What is expected = Identify and copy all lines of the material where the string "Hermitian" is found.

Data excerpts =
= = = =
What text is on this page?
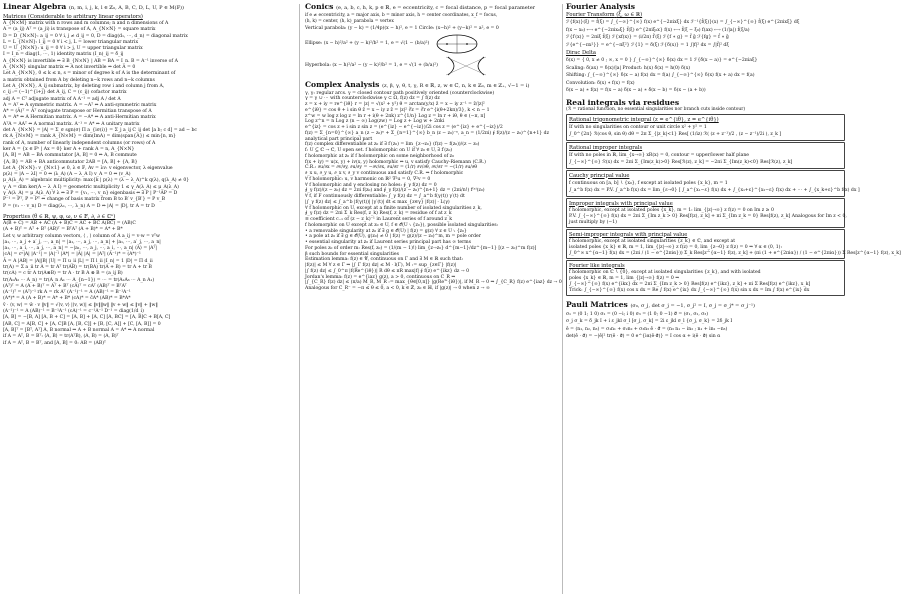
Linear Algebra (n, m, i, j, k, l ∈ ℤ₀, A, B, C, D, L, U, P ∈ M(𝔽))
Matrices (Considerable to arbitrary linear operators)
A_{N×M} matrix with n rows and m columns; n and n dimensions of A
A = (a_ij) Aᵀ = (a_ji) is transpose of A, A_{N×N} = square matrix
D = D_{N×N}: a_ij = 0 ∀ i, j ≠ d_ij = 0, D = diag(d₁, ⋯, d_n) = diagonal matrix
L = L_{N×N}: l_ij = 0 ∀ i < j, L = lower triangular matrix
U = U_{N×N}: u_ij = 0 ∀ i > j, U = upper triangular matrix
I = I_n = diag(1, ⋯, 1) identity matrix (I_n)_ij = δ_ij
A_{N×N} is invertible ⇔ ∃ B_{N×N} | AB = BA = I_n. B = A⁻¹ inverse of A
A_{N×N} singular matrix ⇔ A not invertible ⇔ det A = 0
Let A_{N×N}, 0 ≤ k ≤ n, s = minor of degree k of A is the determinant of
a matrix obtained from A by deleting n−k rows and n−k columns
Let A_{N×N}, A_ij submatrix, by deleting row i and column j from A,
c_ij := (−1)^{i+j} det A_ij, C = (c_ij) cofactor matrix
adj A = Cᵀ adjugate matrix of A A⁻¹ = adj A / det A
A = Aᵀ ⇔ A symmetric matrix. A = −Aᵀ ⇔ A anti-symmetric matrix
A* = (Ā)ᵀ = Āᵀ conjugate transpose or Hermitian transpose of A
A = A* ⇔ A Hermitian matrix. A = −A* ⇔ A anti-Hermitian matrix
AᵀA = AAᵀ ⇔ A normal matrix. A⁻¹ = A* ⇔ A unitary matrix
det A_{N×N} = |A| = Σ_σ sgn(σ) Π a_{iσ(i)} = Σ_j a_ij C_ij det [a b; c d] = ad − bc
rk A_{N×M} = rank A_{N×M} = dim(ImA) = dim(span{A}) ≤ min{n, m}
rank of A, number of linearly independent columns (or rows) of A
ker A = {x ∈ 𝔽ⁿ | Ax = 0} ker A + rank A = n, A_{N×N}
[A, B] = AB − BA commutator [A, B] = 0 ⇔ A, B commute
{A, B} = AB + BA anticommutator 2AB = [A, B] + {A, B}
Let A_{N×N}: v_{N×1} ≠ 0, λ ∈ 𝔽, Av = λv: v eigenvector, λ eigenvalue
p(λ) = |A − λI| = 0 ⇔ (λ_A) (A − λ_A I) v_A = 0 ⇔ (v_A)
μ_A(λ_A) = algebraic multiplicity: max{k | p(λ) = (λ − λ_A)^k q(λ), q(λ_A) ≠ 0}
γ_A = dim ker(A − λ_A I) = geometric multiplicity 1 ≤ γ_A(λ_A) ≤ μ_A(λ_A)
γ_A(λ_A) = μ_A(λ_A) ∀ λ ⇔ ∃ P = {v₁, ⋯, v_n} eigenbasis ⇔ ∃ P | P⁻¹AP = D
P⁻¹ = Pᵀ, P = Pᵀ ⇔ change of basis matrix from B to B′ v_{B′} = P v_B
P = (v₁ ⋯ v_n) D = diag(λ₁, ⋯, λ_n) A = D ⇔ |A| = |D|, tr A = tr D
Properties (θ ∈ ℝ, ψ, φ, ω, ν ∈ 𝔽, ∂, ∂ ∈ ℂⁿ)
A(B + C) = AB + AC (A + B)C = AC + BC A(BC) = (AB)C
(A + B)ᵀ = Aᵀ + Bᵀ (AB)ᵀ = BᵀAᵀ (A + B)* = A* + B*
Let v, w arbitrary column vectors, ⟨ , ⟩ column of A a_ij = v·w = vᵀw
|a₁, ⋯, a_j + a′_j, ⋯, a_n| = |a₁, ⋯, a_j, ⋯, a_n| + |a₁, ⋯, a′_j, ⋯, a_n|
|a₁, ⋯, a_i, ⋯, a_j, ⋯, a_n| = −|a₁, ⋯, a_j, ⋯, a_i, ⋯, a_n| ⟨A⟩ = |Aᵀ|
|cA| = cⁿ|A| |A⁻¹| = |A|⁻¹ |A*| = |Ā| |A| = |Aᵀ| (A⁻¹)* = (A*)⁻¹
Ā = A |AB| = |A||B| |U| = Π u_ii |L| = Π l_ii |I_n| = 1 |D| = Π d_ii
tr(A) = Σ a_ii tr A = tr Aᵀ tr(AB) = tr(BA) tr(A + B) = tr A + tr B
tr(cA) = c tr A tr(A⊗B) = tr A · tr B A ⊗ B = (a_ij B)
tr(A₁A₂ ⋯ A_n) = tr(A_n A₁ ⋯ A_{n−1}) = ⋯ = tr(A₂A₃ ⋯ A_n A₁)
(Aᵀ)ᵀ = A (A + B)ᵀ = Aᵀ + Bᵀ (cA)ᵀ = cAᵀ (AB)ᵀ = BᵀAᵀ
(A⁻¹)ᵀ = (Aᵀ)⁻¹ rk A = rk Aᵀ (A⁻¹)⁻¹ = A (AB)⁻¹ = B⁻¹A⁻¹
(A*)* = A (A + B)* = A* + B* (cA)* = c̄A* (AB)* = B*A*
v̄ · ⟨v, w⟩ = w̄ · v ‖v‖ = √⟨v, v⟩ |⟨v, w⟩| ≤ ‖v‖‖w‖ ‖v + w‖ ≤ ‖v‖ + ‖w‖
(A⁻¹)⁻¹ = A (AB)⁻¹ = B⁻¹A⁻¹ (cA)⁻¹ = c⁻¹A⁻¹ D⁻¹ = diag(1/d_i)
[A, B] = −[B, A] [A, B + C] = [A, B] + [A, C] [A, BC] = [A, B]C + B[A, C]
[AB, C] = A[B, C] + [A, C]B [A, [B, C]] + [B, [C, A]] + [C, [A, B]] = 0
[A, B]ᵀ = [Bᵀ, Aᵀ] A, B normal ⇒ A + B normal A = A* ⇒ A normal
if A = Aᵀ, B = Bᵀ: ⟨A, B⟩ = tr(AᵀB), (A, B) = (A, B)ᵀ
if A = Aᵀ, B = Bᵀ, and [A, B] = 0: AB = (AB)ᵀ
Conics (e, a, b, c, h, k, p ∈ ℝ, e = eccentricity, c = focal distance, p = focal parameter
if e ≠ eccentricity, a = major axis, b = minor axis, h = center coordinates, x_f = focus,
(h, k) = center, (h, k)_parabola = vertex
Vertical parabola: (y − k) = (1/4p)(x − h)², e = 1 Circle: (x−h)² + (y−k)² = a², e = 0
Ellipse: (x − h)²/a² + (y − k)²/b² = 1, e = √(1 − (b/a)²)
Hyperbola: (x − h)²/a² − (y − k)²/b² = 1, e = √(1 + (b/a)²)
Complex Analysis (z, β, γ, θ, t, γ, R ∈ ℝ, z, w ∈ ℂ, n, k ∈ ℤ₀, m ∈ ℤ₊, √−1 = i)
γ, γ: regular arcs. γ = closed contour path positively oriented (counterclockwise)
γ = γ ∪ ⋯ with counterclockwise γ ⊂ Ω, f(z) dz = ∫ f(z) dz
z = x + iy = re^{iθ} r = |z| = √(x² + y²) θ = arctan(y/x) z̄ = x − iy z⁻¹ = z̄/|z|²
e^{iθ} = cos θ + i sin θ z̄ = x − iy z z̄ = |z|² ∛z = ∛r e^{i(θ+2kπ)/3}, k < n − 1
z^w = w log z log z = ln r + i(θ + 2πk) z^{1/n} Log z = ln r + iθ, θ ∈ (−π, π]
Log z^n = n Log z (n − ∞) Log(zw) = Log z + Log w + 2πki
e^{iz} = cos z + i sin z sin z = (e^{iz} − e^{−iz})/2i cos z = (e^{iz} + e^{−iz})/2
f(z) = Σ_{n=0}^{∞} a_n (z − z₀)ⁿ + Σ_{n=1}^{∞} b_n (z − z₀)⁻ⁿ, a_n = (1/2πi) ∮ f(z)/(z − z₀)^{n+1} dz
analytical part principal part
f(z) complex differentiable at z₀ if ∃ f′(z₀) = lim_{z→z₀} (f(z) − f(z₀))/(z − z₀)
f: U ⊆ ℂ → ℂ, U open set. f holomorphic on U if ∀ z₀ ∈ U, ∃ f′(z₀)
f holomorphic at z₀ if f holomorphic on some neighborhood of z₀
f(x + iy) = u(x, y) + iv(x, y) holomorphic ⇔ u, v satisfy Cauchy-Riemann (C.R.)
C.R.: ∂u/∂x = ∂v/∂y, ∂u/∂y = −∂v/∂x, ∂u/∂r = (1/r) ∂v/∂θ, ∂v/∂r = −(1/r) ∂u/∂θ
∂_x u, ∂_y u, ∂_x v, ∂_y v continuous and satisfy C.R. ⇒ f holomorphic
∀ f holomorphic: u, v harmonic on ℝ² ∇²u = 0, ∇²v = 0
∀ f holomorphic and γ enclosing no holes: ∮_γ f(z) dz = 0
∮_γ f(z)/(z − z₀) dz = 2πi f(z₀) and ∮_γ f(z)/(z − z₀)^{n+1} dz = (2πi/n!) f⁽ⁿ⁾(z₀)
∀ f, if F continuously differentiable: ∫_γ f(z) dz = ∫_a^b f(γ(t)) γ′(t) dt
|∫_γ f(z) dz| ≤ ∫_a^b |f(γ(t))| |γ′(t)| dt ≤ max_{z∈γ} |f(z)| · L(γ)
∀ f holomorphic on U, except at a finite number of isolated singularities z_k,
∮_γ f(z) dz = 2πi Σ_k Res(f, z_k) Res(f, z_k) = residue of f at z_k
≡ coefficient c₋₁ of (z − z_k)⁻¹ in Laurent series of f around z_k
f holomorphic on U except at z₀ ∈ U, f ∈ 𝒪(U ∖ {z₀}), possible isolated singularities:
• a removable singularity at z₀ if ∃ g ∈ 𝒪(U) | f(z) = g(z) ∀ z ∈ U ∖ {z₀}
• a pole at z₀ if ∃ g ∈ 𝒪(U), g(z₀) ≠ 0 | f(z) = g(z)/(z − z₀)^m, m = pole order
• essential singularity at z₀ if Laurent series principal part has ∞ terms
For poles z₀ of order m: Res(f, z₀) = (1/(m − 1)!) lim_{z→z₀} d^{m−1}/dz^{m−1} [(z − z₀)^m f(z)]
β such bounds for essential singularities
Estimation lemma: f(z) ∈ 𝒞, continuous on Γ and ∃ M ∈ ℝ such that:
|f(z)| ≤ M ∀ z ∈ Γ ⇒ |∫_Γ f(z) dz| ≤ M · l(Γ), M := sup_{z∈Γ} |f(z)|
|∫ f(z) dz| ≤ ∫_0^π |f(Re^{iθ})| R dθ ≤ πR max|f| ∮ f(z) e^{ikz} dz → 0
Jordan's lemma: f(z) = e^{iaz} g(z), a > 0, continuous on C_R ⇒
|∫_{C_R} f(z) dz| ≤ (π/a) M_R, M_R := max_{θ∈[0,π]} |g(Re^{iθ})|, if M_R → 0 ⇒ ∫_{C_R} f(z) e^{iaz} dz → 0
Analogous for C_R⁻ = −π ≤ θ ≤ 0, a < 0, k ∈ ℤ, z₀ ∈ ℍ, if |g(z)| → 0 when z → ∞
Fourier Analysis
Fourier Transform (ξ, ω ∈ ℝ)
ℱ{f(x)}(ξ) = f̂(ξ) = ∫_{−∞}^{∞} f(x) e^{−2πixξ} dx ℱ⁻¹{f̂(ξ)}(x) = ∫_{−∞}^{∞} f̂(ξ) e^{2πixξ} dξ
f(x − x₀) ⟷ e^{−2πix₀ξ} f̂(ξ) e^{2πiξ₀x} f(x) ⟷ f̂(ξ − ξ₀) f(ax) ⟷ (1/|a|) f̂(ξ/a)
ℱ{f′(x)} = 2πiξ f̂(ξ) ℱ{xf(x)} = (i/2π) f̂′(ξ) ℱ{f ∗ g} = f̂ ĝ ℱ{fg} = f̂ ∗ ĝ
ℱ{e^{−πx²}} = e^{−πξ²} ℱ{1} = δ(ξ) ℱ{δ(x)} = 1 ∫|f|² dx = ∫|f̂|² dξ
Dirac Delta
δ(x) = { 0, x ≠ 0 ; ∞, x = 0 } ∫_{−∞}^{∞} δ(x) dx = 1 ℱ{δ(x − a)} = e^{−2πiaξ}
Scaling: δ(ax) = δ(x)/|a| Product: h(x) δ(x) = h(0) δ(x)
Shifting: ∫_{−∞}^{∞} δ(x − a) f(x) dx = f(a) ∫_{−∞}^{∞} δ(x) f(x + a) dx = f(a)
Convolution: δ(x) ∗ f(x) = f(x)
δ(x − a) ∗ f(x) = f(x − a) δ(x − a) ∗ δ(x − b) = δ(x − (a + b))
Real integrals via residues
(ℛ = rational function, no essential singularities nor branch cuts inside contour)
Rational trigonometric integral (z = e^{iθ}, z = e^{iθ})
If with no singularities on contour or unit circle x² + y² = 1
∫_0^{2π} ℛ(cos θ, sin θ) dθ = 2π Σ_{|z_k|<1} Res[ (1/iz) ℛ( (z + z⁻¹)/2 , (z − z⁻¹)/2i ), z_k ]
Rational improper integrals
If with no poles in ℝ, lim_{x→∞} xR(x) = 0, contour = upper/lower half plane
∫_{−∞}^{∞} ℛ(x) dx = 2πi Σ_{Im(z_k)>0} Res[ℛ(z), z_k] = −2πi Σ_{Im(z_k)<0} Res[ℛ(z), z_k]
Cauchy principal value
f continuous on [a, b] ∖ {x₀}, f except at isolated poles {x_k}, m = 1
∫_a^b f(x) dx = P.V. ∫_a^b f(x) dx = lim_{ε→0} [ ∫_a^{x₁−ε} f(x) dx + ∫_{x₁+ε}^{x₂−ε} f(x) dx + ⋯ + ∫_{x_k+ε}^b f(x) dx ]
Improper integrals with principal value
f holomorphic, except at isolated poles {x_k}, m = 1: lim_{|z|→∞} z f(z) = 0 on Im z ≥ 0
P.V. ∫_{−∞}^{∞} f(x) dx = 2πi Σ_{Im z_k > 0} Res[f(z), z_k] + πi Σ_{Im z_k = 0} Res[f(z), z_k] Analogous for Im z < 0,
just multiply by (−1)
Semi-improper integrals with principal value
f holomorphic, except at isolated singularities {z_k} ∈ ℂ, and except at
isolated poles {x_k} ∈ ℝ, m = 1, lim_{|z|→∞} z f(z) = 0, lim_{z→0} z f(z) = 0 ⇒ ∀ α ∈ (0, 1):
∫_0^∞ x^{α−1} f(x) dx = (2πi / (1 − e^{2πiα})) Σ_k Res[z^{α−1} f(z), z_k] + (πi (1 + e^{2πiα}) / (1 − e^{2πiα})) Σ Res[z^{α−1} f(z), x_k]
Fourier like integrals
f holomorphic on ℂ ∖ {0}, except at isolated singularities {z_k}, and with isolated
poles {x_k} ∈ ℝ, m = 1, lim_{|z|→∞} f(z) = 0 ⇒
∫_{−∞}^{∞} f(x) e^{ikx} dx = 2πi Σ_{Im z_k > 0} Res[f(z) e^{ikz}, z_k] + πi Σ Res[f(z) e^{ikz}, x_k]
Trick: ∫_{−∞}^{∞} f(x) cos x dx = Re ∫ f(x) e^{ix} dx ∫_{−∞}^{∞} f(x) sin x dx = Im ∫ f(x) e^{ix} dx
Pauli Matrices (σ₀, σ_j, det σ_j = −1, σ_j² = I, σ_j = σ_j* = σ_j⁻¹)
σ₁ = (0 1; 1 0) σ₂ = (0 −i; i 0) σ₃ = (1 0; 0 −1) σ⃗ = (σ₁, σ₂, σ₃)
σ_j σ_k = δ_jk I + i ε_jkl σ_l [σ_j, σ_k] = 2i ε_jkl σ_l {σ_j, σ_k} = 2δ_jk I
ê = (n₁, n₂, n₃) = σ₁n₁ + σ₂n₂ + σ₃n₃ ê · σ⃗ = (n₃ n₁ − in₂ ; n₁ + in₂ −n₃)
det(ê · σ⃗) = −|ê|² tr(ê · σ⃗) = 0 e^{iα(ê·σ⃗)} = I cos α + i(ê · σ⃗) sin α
= = = =
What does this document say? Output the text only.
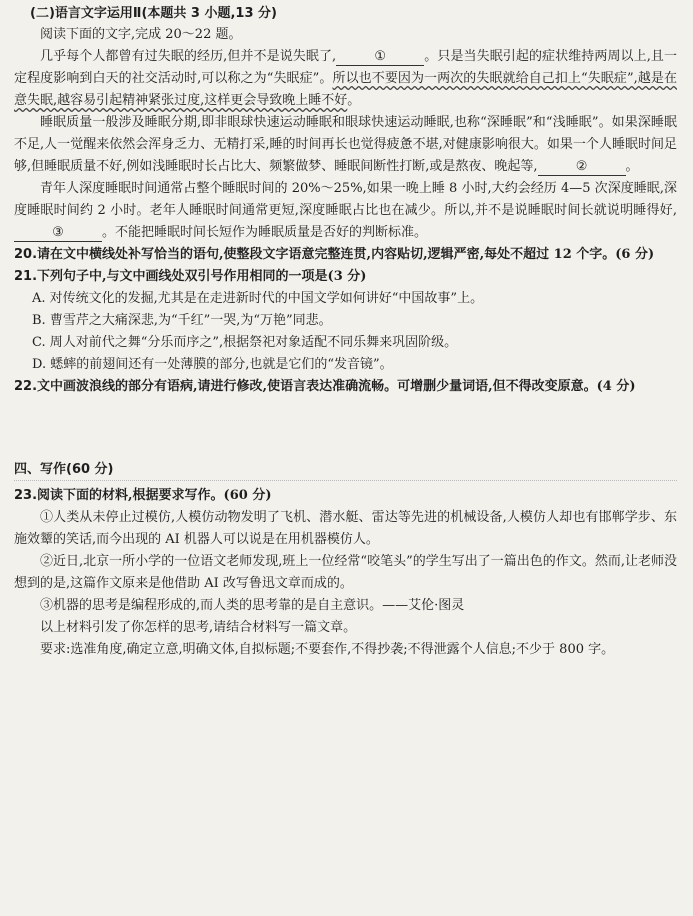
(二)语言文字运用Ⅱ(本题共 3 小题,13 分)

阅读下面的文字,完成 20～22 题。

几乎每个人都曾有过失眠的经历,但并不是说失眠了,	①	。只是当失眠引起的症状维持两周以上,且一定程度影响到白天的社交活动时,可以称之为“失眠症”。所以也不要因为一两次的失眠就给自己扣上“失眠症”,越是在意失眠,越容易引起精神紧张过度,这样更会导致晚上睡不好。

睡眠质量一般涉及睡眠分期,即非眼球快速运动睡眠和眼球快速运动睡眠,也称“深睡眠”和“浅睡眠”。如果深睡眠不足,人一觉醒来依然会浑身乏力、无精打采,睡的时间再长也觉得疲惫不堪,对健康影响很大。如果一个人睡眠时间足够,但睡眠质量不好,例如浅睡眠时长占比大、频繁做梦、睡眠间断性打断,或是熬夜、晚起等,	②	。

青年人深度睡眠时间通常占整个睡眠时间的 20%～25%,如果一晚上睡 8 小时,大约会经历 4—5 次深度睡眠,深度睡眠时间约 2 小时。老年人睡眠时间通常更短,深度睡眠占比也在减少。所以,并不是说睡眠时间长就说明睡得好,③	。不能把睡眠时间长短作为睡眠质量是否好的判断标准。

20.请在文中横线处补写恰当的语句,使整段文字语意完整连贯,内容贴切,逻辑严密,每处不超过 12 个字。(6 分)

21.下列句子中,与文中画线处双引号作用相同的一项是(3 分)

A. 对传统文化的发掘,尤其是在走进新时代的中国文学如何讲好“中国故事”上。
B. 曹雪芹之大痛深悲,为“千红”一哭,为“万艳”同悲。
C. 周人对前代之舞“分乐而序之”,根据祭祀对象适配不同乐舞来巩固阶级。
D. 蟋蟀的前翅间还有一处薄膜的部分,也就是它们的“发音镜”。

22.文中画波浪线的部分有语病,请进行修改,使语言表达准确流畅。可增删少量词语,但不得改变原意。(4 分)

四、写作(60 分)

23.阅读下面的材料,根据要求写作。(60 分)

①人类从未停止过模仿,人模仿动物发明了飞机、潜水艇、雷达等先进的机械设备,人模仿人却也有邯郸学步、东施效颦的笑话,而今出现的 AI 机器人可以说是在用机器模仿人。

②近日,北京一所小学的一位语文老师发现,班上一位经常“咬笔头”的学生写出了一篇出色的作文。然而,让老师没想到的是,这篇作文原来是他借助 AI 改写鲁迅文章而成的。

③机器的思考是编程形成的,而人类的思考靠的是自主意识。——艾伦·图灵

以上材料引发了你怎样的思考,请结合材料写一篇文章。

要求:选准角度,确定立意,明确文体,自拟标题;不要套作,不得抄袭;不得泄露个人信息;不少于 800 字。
= = = =
Output for this exercise =
A* = (Ā)ᵀ = Āᵀ conjugate transpose or Hermitian transpose of A
A = A* ⇔ A Hermitian matrix. A = −A* ⇔ A anti-Hermitian matrix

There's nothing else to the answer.